§ Exercise set:
1. Summarize the passage on games and learning in three sentences.
2. Reproduce the passage on games and learning word for word from "Chess, in particular, teaches" up to and including "and less anxiety.".

§ Text to read:
Chess, in particular, teaches something screens rarely can:
the value of slowing down. Every move demands anticipation, patience, and the
willingness to think several steps ahead before acting. Students who engage
with chess regularly show meaningful improvements in working memory, pattern
recognition, and the ability to hold focus on a single task without needing
external prompts.
Puzzle-based learning, from Sudoku grids to spatial
reasoning exercises, works in much the same way. The mild frustration of an
unsolved puzzle, followed by the quiet satisfaction of cracking it, builds a
kind of mental resilience that carries directly into academic life. Across schools
in BBSR, educators are noticing this connection more clearly: students who
practise strategic thinking through structured games tend to approach difficult
lessons with steadier concentration and less anxiety.
Interest-Based Learning: When Curiosity Does the Work
There is a meaningful difference between a student who pays
attention because they have to and one who pays attention because they
genuinely want to. Interest-based learning projects are built on that simple
but powerful distinction.

§ Extracted material:
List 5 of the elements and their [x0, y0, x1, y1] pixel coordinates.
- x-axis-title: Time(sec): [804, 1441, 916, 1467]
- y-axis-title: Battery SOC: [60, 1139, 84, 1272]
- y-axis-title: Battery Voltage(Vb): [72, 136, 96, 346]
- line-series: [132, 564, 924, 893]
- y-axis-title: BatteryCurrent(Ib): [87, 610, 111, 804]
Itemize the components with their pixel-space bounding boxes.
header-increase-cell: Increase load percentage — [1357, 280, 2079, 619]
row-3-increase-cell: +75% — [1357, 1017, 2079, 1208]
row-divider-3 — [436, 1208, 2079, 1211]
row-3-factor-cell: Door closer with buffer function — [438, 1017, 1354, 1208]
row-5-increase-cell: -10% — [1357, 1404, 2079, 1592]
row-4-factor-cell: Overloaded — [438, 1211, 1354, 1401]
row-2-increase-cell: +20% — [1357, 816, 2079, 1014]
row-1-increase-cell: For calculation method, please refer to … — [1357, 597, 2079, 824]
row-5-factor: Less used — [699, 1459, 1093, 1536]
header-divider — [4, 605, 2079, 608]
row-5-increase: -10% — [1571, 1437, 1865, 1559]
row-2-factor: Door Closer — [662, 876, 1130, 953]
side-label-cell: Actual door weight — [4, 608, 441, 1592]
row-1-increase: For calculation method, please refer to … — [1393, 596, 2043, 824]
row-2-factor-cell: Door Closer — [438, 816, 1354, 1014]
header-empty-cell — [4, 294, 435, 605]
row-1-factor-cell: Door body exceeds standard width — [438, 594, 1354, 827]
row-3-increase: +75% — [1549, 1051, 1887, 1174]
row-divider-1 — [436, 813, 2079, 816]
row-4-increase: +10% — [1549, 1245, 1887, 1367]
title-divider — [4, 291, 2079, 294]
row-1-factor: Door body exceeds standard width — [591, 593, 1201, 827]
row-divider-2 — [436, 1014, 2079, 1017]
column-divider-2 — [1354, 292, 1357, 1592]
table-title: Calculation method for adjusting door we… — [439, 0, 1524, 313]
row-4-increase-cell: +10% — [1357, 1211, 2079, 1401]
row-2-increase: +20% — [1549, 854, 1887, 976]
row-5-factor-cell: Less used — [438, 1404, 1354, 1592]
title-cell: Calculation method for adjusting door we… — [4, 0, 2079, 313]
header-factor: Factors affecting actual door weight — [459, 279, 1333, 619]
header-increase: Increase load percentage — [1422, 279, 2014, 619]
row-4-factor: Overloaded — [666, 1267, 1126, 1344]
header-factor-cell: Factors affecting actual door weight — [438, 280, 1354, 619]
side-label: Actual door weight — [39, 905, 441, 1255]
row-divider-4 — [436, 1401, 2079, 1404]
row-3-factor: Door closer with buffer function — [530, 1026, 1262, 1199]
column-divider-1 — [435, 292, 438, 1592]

§ Solutions to the exercise:
1. Chess teaches the value of slowing down, and students who play it regularly show meaningful improvements in working memory, pattern recognition, and sustained focus. Puzzle-based learning works in much the same way, building a mental resilience that carries into academic life, and educators in BBSR notice that students who practise strategic thinking through structured games approach difficult lessons with steadier concentration and less anxiety. Interest-based learning projects are built on the difference between a student who pays attention out of obligation and one who genuinely wants to.

2.
Chess, in particular, teaches something screens rarely can:
the value of slowing down. Every move demands anticipation, patience, and the
willingness to think several steps ahead before acting. Students who engage
with chess regularly show meaningful improvements in working memory, pattern
recognition, and the ability to hold focus on a single task without needing
external prompts.
Puzzle-based learning, from Sudoku grids to spatial
reasoning exercises, works in much the same way. The mild frustration of an
unsolved puzzle, followed by the quiet satisfaction of cracking it, builds a
kind of mental resilience that carries directly into academic life. Across schools
in BBSR, educators are noticing this connection more clearly: students who
practise strategic thinking through structured games tend to approach difficult
lessons with steadier concentration and less anxiety.